- TASK OBJECTIVE
Pull every line containing "When" out of the material below.

- TASK INPUT
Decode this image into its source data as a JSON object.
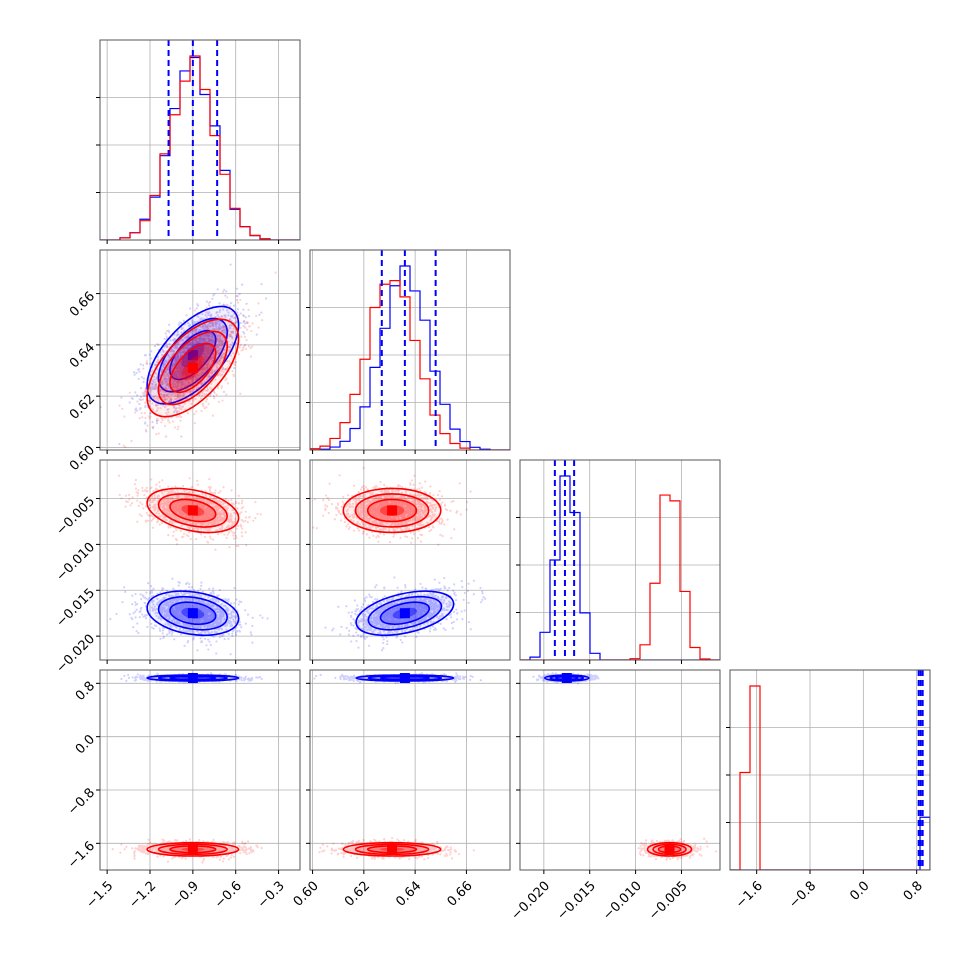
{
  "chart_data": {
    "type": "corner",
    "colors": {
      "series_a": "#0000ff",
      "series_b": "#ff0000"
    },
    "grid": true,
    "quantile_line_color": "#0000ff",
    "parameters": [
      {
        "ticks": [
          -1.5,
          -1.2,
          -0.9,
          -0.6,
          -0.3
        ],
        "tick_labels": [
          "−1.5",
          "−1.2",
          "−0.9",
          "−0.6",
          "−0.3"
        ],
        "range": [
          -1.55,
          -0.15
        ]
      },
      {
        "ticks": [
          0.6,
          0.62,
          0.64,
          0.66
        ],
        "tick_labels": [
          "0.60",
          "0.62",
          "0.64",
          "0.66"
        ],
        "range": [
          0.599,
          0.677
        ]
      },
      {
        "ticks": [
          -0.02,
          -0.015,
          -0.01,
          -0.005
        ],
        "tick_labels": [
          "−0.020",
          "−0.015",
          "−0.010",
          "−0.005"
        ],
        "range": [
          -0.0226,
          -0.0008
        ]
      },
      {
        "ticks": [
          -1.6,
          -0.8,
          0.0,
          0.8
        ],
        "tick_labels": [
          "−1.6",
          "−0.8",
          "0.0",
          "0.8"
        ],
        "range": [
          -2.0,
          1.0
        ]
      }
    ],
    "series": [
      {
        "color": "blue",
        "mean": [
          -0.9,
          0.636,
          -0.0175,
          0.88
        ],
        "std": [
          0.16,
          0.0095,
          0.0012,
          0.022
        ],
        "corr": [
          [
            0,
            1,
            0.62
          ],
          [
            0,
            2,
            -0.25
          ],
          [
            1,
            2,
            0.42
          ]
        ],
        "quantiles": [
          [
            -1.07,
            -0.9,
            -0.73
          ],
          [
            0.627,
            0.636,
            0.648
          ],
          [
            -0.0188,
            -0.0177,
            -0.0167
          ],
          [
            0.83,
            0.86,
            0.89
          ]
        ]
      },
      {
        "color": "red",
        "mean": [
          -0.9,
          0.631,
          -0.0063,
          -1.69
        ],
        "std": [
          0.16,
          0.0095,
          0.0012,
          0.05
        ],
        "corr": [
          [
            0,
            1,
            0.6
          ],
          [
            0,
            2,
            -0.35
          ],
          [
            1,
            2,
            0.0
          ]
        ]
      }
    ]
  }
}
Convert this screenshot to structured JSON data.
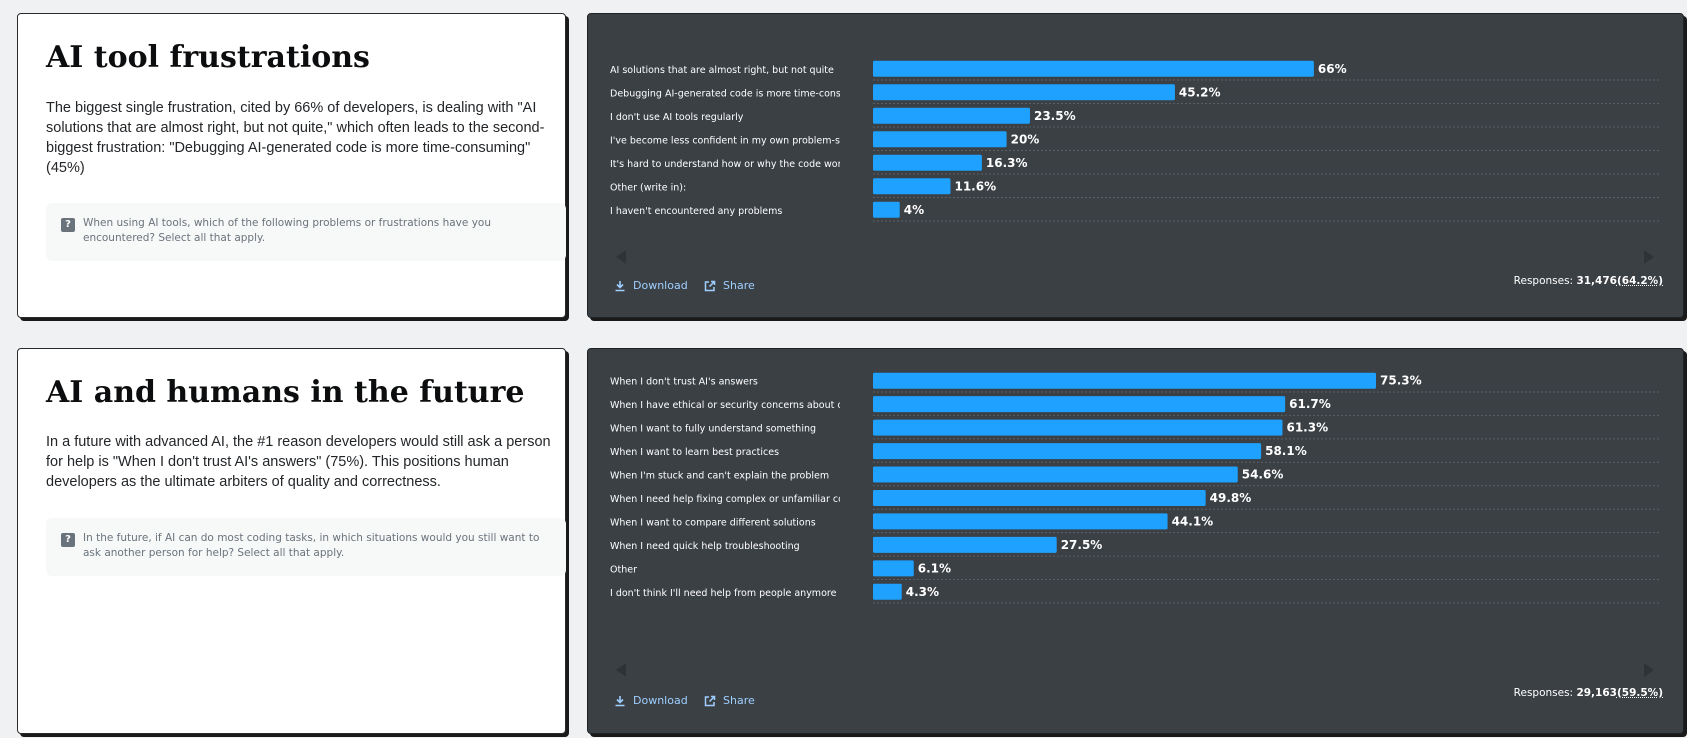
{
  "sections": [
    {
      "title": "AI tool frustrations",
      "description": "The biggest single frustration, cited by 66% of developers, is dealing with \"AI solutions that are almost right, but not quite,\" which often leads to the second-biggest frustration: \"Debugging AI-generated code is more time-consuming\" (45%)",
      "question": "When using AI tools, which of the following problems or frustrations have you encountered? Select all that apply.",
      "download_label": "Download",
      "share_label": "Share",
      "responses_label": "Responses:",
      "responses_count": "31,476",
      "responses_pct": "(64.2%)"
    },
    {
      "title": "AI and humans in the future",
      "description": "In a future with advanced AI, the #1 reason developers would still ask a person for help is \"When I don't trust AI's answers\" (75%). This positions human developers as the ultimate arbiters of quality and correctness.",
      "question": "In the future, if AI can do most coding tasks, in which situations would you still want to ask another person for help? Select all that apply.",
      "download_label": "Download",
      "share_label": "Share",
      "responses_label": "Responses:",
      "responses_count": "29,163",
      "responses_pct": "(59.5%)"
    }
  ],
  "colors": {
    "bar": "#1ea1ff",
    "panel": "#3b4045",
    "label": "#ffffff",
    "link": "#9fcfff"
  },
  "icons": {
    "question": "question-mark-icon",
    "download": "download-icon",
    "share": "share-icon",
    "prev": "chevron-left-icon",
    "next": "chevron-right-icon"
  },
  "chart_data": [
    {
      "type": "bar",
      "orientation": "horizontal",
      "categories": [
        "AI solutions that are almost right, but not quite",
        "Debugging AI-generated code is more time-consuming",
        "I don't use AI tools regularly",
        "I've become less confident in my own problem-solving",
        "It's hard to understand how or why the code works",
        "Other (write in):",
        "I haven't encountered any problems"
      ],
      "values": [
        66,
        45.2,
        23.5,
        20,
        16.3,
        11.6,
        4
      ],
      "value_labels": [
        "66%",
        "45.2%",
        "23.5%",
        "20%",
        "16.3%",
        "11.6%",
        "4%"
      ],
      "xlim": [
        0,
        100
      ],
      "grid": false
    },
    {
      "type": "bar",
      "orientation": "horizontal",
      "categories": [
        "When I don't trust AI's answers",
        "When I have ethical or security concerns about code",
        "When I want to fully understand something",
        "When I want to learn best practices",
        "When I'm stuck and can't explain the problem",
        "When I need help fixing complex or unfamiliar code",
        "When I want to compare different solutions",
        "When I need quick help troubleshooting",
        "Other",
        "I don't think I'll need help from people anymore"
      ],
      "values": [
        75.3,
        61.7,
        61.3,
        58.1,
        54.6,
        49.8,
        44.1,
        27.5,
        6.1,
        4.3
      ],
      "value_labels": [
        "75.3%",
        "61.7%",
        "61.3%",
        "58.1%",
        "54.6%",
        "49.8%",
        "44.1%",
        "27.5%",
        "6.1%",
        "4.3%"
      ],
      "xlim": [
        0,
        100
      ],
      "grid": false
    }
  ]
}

- CORRECT RESULT
      "question": "When using AI tools, which of the following problems or frustrations have you encountered? Select all that apply.",
      "description": "In a future with advanced AI, the #1 reason developers would still ask a person for help is \"When I don't trust AI's answers\" (75%). This positions human developers as the ultimate arbiters of quality and correctness.",
        "When I don't trust AI's answers",
        "When I have ethical or security concerns about code",
        "When I want to fully understand something",
        "When I want to learn best practices",
        "When I'm stuck and can't explain the problem",
        "When I need help fixing complex or unfamiliar code",
        "When I want to compare different solutions",
        "When I need quick help troubleshooting",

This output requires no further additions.